**Exercise details**
You are to retype all of the data exactly as it appears.

**Dataset records**
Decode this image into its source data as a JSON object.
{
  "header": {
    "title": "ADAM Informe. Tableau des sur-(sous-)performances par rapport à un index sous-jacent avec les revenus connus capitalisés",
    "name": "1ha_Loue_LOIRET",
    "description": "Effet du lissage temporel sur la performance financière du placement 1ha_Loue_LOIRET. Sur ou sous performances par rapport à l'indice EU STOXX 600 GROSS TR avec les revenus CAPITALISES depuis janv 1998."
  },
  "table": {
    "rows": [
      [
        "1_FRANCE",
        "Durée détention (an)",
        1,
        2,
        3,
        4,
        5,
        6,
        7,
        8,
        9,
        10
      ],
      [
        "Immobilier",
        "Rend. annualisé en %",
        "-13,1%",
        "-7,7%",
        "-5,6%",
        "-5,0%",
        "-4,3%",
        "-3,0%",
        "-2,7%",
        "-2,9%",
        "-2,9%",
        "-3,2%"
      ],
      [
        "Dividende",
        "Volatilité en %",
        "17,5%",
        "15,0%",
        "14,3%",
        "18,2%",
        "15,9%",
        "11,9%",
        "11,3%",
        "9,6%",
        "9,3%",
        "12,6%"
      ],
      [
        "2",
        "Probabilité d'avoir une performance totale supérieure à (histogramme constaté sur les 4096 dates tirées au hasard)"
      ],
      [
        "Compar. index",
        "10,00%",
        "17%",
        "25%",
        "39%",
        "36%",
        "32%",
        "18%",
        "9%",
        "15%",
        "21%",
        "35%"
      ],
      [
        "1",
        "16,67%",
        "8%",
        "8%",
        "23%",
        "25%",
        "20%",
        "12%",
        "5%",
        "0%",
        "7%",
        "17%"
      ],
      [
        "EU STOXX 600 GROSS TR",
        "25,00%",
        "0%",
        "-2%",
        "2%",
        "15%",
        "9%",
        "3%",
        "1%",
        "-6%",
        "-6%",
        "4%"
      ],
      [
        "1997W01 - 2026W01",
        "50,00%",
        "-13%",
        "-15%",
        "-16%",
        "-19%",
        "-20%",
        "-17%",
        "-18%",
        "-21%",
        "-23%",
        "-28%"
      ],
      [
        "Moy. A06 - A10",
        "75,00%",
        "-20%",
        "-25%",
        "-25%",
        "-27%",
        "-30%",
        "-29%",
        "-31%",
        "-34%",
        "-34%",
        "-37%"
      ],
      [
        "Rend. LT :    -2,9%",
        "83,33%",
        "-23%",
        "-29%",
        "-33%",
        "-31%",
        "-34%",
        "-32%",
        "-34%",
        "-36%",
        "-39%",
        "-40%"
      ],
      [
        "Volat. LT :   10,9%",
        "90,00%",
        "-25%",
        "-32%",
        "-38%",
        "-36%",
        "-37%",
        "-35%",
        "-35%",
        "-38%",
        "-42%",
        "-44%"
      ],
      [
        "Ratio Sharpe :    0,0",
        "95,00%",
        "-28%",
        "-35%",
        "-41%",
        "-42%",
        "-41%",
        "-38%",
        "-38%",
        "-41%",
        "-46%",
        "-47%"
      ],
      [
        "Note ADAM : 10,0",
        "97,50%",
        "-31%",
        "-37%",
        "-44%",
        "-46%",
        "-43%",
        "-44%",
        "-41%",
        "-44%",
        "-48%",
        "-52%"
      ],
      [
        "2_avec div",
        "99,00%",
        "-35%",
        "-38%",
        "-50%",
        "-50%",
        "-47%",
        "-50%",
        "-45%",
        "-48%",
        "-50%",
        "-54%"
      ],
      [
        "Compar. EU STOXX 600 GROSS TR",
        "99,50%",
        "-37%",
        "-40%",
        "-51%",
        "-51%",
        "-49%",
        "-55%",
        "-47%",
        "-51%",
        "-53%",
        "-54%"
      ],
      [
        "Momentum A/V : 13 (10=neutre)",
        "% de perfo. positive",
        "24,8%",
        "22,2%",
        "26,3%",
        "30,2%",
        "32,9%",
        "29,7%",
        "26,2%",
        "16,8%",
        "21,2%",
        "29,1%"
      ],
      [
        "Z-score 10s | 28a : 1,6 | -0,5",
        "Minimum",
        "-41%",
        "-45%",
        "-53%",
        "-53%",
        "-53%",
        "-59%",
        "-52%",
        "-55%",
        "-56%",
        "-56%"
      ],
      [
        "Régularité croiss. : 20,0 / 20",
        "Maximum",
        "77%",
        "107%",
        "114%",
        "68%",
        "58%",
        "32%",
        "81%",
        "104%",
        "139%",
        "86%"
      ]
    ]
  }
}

**Solution for this task**
Decode this image into its source data as a JSON object.
{
  "header": {
    "title": "ADAM Informe. Tableau des sur-(sous-)performances par rapport à un index sous-jacent avec les revenus connus capitalisés",
    "name": "1ha_Loue_LOIRET",
    "description": "Effet du lissage temporel sur la performance financière du placement 1ha_Loue_LOIRET. Sur ou sous performances par rapport à l'indice EU STOXX 600 GROSS TR avec les revenus CAPITALISES depuis janv 1998."
  },
  "table": {
    "rows": [
      [
        "1_FRANCE",
        "Durée détention (an)",
        1,
        2,
        3,
        4,
        5,
        6,
        7,
        8,
        9,
        10
      ],
      [
        "Immobilier",
        "Rend. annualisé en %",
        "-13,1%",
        "-7,7%",
        "-5,6%",
        "-5,0%",
        "-4,3%",
        "-3,0%",
        "-2,7%",
        "-2,9%",
        "-2,9%",
        "-3,2%"
      ],
      [
        "Dividende",
        "Volatilité en %",
        "17,5%",
        "15,0%",
        "14,3%",
        "18,2%",
        "15,9%",
        "11,9%",
        "11,3%",
        "9,6%",
        "9,3%",
        "12,6%"
      ],
      [
        "2",
        "Probabilité d'avoir une performance totale supérieure à (histogramme constaté sur les 4096 dates tirées au hasard)"
      ],
      [
        "Compar. index",
        "10,00%",
        "17%",
        "25%",
        "39%",
        "36%",
        "32%",
        "18%",
        "9%",
        "15%",
        "21%",
        "35%"
      ],
      [
        "1",
        "16,67%",
        "8%",
        "8%",
        "23%",
        "25%",
        "20%",
        "12%",
        "5%",
        "0%",
        "7%",
        "17%"
      ],
      [
        "EU STOXX 600 GROSS TR",
        "25,00%",
        "0%",
        "-2%",
        "2%",
        "15%",
        "9%",
        "3%",
        "1%",
        "-6%",
        "-6%",
        "4%"
      ],
      [
        "1997W01 - 2026W01",
        "50,00%",
        "-13%",
        "-15%",
        "-16%",
        "-19%",
        "-20%",
        "-17%",
        "-18%",
        "-21%",
        "-23%",
        "-28%"
      ],
      [
        "Moy. A06 - A10",
        "75,00%",
        "-20%",
        "-25%",
        "-25%",
        "-27%",
        "-30%",
        "-29%",
        "-31%",
        "-34%",
        "-34%",
        "-37%"
      ],
      [
        "Rend. LT :    -2,9%",
        "83,33%",
        "-23%",
        "-29%",
        "-33%",
        "-31%",
        "-34%",
        "-32%",
        "-34%",
        "-36%",
        "-39%",
        "-40%"
      ],
      [
        "Volat. LT :   10,9%",
        "90,00%",
        "-25%",
        "-32%",
        "-38%",
        "-36%",
        "-37%",
        "-35%",
        "-35%",
        "-38%",
        "-42%",
        "-44%"
      ],
      [
        "Ratio Sharpe :    0,0",
        "95,00%",
        "-28%",
        "-35%",
        "-41%",
        "-42%",
        "-41%",
        "-38%",
        "-38%",
        "-41%",
        "-46%",
        "-47%"
      ],
      [
        "Note ADAM : 10,0",
        "97,50%",
        "-31%",
        "-37%",
        "-44%",
        "-46%",
        "-43%",
        "-44%",
        "-41%",
        "-44%",
        "-48%",
        "-52%"
      ],
      [
        "2_avec div",
        "99,00%",
        "-35%",
        "-38%",
        "-50%",
        "-50%",
        "-47%",
        "-50%",
        "-45%",
        "-48%",
        "-50%",
        "-54%"
      ],
      [
        "Compar. EU STOXX 600 GROSS TR",
        "99,50%",
        "-37%",
        "-40%",
        "-51%",
        "-51%",
        "-49%",
        "-55%",
        "-47%",
        "-51%",
        "-53%",
        "-54%"
      ],
      [
        "Momentum A/V : 13 (10=neutre)",
        "% de perfo. positive",
        "24,8%",
        "22,2%",
        "26,3%",
        "30,2%",
        "32,9%",
        "29,7%",
        "26,2%",
        "16,8%",
        "21,2%",
        "29,1%"
      ],
      [
        "Z-score 10s | 28a : 1,6 | -0,5",
        "Minimum",
        "-41%",
        "-45%",
        "-53%",
        "-53%",
        "-53%",
        "-59%",
        "-52%",
        "-55%",
        "-56%",
        "-56%"
      ],
      [
        "Régularité croiss. : 20,0 / 20",
        "Maximum",
        "77%",
        "107%",
        "114%",
        "68%",
        "58%",
        "32%",
        "81%",
        "104%",
        "139%",
        "86%"
      ]
    ]
  }
}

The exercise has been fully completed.